## Given task
Locate the string "Study" in the listing below. Copy every line where it is found.

++++ Data for processing

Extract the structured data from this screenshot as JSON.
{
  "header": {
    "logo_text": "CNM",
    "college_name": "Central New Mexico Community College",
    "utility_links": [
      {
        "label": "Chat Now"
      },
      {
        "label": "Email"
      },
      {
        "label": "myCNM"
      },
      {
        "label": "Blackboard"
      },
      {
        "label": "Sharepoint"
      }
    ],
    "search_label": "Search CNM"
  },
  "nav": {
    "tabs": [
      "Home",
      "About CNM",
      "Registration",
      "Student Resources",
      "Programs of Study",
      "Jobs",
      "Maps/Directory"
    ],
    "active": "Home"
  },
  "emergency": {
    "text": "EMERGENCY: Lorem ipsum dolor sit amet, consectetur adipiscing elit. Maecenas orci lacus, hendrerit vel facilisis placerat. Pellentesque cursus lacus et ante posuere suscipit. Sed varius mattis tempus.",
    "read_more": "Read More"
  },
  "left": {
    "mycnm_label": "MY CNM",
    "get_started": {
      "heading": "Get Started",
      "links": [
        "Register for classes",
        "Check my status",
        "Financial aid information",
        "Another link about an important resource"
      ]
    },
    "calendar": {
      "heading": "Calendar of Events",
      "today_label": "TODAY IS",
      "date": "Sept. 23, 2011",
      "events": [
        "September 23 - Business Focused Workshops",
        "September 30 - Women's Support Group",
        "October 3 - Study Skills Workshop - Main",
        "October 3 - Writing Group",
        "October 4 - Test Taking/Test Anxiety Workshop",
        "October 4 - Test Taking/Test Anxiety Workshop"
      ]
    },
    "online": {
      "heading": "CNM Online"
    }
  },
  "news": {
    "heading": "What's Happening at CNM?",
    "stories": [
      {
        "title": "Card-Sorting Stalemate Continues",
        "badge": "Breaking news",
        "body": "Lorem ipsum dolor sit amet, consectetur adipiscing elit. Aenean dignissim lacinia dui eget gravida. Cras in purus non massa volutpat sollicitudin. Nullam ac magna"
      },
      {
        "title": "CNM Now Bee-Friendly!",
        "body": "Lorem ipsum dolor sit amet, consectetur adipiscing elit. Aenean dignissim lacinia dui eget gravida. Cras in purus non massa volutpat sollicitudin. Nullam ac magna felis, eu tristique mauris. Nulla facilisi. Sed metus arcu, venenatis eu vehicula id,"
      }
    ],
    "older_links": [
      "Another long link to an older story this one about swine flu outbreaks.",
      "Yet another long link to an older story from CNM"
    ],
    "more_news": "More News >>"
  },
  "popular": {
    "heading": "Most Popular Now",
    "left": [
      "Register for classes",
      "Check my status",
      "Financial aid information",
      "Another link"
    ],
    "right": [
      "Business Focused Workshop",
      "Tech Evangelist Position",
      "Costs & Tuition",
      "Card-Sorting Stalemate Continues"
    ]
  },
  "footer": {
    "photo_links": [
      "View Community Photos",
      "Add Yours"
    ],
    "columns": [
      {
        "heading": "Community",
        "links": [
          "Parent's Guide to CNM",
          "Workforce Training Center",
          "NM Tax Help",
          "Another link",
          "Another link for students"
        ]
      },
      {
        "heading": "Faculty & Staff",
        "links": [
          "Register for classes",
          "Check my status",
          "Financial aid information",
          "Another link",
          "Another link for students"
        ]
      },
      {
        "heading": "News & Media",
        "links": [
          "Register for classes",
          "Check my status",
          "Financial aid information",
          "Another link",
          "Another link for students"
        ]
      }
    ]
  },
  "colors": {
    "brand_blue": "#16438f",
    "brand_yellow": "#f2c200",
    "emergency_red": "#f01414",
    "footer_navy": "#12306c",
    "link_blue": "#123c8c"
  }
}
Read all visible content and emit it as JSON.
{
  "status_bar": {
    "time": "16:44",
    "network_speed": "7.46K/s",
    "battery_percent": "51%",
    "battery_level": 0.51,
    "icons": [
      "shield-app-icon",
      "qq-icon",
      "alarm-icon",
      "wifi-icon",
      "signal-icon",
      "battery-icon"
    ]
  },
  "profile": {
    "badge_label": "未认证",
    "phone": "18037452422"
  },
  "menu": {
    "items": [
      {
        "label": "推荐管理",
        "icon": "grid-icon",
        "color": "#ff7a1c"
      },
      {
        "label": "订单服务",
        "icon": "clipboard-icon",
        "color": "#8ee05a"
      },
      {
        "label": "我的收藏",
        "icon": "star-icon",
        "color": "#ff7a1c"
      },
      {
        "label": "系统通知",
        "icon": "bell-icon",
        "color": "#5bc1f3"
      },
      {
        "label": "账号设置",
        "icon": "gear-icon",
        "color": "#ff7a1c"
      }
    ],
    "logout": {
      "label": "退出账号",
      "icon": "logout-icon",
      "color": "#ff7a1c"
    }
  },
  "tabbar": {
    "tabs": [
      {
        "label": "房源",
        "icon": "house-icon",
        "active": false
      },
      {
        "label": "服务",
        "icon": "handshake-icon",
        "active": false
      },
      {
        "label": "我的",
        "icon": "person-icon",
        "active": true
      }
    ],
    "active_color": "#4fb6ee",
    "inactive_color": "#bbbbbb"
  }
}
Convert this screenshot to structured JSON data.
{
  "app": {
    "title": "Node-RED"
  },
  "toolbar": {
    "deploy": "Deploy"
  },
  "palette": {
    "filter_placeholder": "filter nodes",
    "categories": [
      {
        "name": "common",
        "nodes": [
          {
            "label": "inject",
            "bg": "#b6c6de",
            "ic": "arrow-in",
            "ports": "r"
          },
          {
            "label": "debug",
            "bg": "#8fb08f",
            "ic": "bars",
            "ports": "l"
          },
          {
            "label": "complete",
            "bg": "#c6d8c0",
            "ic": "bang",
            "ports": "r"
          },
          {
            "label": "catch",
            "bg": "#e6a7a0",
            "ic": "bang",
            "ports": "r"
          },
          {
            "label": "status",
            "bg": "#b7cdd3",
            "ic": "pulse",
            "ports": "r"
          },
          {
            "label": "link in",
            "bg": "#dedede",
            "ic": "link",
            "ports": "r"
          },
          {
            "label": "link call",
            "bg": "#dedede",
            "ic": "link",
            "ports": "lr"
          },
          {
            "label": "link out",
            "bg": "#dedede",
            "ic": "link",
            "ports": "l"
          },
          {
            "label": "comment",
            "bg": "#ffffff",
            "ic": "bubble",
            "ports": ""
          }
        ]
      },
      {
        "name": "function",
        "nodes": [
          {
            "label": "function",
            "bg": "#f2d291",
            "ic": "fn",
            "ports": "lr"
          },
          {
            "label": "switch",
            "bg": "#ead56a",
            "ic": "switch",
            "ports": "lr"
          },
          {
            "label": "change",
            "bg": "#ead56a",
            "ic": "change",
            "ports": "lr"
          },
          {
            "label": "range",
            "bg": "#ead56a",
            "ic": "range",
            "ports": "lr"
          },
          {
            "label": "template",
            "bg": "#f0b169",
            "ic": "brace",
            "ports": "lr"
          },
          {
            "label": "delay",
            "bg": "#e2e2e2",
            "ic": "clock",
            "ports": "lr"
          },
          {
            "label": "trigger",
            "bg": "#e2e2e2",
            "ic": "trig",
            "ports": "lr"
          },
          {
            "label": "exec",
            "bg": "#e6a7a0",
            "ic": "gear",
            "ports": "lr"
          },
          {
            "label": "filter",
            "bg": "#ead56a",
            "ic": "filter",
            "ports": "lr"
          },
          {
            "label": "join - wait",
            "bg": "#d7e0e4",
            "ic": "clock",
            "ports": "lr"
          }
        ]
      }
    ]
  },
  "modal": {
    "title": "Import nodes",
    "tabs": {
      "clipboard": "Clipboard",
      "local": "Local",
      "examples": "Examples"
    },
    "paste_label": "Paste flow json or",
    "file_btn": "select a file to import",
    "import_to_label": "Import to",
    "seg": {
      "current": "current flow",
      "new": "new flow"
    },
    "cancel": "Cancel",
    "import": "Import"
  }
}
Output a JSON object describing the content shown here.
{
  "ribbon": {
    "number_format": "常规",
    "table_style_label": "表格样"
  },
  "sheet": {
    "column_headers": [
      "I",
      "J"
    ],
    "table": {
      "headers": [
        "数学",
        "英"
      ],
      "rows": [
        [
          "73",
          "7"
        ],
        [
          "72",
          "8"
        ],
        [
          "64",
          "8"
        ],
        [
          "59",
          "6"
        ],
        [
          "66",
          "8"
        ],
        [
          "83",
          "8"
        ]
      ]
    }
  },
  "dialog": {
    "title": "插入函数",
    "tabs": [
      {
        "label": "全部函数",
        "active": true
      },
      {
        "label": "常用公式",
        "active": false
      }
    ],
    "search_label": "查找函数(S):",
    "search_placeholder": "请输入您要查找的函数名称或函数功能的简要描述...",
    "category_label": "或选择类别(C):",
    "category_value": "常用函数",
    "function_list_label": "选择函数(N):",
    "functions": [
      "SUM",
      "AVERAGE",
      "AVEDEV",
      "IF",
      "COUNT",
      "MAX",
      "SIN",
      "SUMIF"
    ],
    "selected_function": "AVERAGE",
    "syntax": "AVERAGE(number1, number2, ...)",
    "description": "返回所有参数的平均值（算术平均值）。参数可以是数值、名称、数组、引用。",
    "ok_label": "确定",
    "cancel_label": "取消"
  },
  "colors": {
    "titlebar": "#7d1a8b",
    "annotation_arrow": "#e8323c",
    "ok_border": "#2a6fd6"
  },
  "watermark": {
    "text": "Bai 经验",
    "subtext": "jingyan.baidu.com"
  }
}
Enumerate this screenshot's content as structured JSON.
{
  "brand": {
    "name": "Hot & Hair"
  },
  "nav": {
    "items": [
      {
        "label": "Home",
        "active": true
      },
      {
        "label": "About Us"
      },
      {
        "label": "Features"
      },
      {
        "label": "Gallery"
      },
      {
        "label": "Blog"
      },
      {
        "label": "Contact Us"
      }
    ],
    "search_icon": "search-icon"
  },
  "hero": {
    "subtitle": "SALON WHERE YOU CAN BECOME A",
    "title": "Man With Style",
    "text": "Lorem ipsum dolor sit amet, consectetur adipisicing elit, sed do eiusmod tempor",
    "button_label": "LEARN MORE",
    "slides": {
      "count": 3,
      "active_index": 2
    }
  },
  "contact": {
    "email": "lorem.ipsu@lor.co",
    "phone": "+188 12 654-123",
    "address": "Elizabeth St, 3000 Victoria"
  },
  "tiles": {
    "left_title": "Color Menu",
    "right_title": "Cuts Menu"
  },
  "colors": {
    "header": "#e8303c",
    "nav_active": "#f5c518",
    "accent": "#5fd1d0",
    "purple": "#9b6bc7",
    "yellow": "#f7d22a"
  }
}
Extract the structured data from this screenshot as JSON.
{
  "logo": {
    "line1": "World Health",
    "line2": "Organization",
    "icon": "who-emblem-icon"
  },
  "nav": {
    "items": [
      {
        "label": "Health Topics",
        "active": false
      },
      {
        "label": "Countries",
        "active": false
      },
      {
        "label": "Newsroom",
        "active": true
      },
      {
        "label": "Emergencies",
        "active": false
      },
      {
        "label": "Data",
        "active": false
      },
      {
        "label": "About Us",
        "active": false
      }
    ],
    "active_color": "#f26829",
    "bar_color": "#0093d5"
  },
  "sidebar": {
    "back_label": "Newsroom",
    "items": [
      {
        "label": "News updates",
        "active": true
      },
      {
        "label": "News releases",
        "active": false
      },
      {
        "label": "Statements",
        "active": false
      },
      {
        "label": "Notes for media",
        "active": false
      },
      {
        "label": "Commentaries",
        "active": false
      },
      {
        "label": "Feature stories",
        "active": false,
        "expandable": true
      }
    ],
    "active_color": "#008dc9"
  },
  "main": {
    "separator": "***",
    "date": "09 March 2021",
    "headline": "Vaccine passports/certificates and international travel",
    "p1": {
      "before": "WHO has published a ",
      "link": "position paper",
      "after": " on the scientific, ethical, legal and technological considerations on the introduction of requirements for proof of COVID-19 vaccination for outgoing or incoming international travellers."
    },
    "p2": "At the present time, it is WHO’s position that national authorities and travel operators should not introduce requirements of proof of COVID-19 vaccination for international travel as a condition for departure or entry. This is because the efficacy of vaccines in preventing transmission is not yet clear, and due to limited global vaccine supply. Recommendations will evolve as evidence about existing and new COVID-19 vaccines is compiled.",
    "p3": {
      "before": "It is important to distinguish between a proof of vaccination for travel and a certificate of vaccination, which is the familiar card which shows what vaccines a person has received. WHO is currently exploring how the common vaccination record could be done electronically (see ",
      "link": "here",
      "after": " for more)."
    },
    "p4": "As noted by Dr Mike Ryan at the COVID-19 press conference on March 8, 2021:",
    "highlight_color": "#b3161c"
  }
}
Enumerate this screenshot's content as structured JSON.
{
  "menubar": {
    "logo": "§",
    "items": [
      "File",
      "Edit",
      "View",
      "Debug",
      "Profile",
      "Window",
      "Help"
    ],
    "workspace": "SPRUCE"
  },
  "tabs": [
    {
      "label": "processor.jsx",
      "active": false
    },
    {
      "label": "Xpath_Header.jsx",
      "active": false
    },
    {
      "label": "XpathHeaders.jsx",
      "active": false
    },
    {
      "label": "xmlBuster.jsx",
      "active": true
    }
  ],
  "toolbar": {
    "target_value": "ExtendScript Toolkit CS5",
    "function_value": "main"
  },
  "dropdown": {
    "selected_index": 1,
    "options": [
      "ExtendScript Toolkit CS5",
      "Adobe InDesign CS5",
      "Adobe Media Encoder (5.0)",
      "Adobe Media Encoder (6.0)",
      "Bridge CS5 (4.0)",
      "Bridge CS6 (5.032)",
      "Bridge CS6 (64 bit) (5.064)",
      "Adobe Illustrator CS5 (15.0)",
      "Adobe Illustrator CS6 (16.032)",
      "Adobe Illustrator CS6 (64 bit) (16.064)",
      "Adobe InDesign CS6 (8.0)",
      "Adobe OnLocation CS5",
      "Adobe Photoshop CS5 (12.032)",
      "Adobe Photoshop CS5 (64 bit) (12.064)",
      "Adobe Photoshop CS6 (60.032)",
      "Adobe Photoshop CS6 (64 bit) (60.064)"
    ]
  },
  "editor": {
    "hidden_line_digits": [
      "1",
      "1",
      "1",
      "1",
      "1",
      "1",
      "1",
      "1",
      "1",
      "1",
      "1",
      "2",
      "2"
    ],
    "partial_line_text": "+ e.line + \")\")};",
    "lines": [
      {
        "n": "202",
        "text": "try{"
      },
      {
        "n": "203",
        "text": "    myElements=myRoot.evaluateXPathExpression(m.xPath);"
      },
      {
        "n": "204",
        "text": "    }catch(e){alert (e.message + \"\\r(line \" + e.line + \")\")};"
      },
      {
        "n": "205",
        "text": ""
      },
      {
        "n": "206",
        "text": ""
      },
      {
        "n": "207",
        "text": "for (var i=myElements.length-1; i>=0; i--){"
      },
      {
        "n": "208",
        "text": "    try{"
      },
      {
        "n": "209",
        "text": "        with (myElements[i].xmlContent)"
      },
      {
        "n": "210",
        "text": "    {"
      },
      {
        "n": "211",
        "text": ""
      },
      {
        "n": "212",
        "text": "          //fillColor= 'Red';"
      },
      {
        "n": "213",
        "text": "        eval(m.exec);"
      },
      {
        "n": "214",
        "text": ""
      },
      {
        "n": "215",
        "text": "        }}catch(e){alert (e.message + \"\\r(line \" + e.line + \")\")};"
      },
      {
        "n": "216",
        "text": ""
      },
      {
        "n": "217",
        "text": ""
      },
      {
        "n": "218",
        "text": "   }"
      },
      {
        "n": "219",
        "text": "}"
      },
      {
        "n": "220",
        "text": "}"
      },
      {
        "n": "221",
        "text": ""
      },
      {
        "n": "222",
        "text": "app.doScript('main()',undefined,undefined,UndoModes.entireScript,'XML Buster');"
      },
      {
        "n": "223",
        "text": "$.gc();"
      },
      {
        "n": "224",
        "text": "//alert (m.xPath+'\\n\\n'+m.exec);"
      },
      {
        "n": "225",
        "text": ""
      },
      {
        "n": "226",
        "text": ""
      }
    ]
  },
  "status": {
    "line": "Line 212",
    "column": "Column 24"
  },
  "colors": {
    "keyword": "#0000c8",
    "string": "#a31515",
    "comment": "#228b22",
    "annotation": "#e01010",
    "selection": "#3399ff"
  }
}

++++++++

## Response to this exercise
      "Programs of Study",
        "October 3 - Study Skills Workshop - Main",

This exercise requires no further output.